- [Exercise objective] Copy every line from the data below in which the string "button" can be found.

- [Supplied records]

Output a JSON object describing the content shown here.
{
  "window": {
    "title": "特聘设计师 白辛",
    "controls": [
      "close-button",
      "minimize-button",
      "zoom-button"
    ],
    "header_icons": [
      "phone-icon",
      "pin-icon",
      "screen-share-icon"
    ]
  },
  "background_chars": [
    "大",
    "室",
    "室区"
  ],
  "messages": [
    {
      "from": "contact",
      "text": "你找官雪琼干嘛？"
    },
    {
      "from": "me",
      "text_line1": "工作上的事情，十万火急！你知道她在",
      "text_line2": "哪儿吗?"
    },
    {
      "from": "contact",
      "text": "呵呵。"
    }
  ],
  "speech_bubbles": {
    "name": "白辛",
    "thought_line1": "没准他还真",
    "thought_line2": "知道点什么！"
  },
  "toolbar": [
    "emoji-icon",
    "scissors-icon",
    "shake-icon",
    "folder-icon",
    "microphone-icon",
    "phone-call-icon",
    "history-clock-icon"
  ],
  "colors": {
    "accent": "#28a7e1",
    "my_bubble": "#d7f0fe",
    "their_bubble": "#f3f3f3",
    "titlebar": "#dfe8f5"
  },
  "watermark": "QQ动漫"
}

- [Response to this exercise]
      "close-button",
      "minimize-button",
      "zoom-button"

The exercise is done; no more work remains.